Given data =
----------

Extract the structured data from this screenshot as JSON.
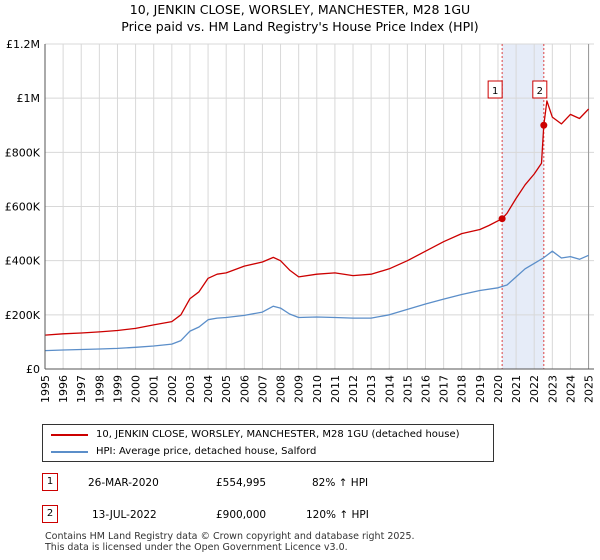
{
  "title": {
    "line1": "10, JENKIN CLOSE, WORSLEY, MANCHESTER, M28 1GU",
    "line2": "Price paid vs. HM Land Registry's House Price Index (HPI)"
  },
  "chart_data": {
    "type": "line",
    "title": "10, JENKIN CLOSE, WORSLEY, MANCHESTER, M28 1GU",
    "subtitle": "Price paid vs. HM Land Registry's House Price Index (HPI)",
    "xlabel": "",
    "ylabel": "",
    "xlim": [
      1995,
      2025.3
    ],
    "ylim": [
      0,
      1200000
    ],
    "grid": true,
    "y_ticks": [
      {
        "value": 0,
        "label": "£0"
      },
      {
        "value": 200000,
        "label": "£200K"
      },
      {
        "value": 400000,
        "label": "£400K"
      },
      {
        "value": 600000,
        "label": "£600K"
      },
      {
        "value": 800000,
        "label": "£800K"
      },
      {
        "value": 1000000,
        "label": "£1M"
      },
      {
        "value": 1200000,
        "label": "£1.2M"
      }
    ],
    "x_ticks": [
      "1995",
      "1996",
      "1997",
      "1998",
      "1999",
      "2000",
      "2001",
      "2002",
      "2003",
      "2004",
      "2005",
      "2006",
      "2007",
      "2008",
      "2009",
      "2010",
      "2011",
      "2012",
      "2013",
      "2014",
      "2015",
      "2016",
      "2017",
      "2018",
      "2019",
      "2020",
      "2021",
      "2022",
      "2023",
      "2024",
      "2025"
    ],
    "series": [
      {
        "name": "10, JENKIN CLOSE, WORSLEY, MANCHESTER, M28 1GU (detached house)",
        "color": "#cc0000",
        "x": [
          1995,
          1996,
          1997,
          1998,
          1999,
          2000,
          2001,
          2002,
          2002.5,
          2003,
          2003.5,
          2004,
          2004.5,
          2005,
          2006,
          2007,
          2007.6,
          2008,
          2008.5,
          2009,
          2010,
          2011,
          2012,
          2013,
          2014,
          2015,
          2016,
          2017,
          2018,
          2019,
          2019.5,
          2020.23,
          2020.5,
          2021,
          2021.5,
          2022,
          2022.4,
          2022.53,
          2022.7,
          2023,
          2023.5,
          2024,
          2024.5,
          2025
        ],
        "values": [
          125000,
          130000,
          133000,
          137000,
          142000,
          150000,
          163000,
          175000,
          200000,
          260000,
          285000,
          335000,
          350000,
          355000,
          380000,
          395000,
          412000,
          400000,
          365000,
          340000,
          350000,
          355000,
          345000,
          350000,
          370000,
          400000,
          435000,
          470000,
          500000,
          515000,
          530000,
          554995,
          575000,
          630000,
          680000,
          720000,
          760000,
          900000,
          990000,
          930000,
          905000,
          940000,
          925000,
          960000
        ]
      },
      {
        "name": "HPI: Average price, detached house, Salford",
        "color": "#5b8ec9",
        "x": [
          1995,
          1996,
          1997,
          1998,
          1999,
          2000,
          2001,
          2002,
          2002.5,
          2003,
          2003.5,
          2004,
          2004.5,
          2005,
          2006,
          2007,
          2007.6,
          2008,
          2008.5,
          2009,
          2010,
          2011,
          2012,
          2013,
          2014,
          2015,
          2016,
          2017,
          2018,
          2019,
          2020,
          2020.5,
          2021,
          2021.5,
          2022,
          2022.5,
          2023,
          2023.5,
          2024,
          2024.5,
          2025
        ],
        "values": [
          68000,
          70000,
          72000,
          74000,
          76000,
          80000,
          85000,
          92000,
          105000,
          140000,
          155000,
          182000,
          188000,
          190000,
          198000,
          210000,
          232000,
          225000,
          203000,
          190000,
          192000,
          190000,
          188000,
          188000,
          200000,
          220000,
          240000,
          258000,
          275000,
          290000,
          300000,
          310000,
          340000,
          370000,
          390000,
          410000,
          435000,
          410000,
          415000,
          405000,
          420000
        ]
      }
    ],
    "shaded_region": {
      "from": 2020.23,
      "to": 2022.53
    },
    "markers": [
      {
        "label": "1",
        "x": 2020.23,
        "value": 554995
      },
      {
        "label": "2",
        "x": 2022.53,
        "value": 900000
      }
    ]
  },
  "legend": {
    "entries": [
      {
        "label": "10, JENKIN CLOSE, WORSLEY, MANCHESTER, M28 1GU (detached house)",
        "color": "#cc0000"
      },
      {
        "label": "HPI: Average price, detached house, Salford",
        "color": "#5b8ec9"
      }
    ]
  },
  "transactions": [
    {
      "num": "1",
      "date": "26-MAR-2020",
      "price": "£554,995",
      "hpi": "82% ↑ HPI"
    },
    {
      "num": "2",
      "date": "13-JUL-2022",
      "price": "£900,000",
      "hpi": "120% ↑ HPI"
    }
  ],
  "footer": {
    "line1": "Contains HM Land Registry data © Crown copyright and database right 2025.",
    "line2": "This data is licensed under the Open Government Licence v3.0."
  }
}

----------

What this task involves = Copy every line above that holds the word "Registry".

Response to this task =
    "line2": "Price paid vs. HM Land Registry's House Price Index (HPI)"
    "subtitle": "Price paid vs. HM Land Registry's House Price Index (HPI)",
    "line1": "Contains HM Land Registry data © Crown copyright and database right 2025.",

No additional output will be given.